Exercise aim >> Return all lines with the word "screenshot" in them.
======== Dataset entries
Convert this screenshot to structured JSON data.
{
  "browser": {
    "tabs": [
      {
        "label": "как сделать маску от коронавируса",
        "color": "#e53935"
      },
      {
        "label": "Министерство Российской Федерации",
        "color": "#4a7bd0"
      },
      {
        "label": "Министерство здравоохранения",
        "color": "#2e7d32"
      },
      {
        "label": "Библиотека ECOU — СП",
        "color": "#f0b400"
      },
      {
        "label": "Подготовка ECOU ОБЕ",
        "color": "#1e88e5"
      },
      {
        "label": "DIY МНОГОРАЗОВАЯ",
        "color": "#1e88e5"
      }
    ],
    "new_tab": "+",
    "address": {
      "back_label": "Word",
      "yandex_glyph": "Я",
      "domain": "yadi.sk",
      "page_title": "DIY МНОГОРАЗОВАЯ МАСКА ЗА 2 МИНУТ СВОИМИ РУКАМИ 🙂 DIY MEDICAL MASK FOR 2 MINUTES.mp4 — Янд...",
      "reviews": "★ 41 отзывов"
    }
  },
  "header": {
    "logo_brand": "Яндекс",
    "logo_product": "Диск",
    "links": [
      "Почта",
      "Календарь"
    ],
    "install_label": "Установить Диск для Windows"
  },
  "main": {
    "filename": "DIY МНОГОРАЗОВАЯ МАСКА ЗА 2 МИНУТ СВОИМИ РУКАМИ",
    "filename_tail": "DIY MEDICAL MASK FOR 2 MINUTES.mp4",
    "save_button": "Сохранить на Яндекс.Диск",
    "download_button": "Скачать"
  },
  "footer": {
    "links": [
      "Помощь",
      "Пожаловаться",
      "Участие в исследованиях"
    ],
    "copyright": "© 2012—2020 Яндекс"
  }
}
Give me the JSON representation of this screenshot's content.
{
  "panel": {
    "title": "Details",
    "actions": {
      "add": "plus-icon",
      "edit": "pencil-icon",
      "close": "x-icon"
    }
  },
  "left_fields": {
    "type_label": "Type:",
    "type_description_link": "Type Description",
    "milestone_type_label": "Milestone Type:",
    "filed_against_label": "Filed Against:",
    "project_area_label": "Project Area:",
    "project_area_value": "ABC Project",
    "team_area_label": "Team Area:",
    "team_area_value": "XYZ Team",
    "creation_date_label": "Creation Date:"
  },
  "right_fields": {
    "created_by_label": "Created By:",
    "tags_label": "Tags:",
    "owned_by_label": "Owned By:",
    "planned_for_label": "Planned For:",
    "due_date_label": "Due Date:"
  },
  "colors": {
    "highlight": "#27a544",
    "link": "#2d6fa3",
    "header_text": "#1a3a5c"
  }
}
================
======== Dataset entries
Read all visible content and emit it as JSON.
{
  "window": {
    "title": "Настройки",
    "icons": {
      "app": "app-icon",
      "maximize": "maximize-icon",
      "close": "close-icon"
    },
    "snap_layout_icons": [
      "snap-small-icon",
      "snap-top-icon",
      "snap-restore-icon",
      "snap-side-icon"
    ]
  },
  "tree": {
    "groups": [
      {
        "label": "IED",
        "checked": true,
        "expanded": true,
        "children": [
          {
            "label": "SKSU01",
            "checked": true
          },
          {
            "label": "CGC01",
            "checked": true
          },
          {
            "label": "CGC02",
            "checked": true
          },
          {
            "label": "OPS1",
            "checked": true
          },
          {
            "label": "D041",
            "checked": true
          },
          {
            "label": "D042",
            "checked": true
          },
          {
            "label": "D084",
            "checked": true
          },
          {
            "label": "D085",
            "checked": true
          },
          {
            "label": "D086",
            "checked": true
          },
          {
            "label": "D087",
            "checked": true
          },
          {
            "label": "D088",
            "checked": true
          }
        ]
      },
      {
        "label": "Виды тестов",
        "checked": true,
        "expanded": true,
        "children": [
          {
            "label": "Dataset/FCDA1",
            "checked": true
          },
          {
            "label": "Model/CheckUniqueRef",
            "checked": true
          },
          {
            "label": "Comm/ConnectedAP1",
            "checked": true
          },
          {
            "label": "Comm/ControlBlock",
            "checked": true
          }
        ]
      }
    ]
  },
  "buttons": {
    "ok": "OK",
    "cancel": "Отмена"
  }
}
================
Answer below >>
Convert this screenshot to structured JSON data.
Give me the JSON representation of this screenshot's content.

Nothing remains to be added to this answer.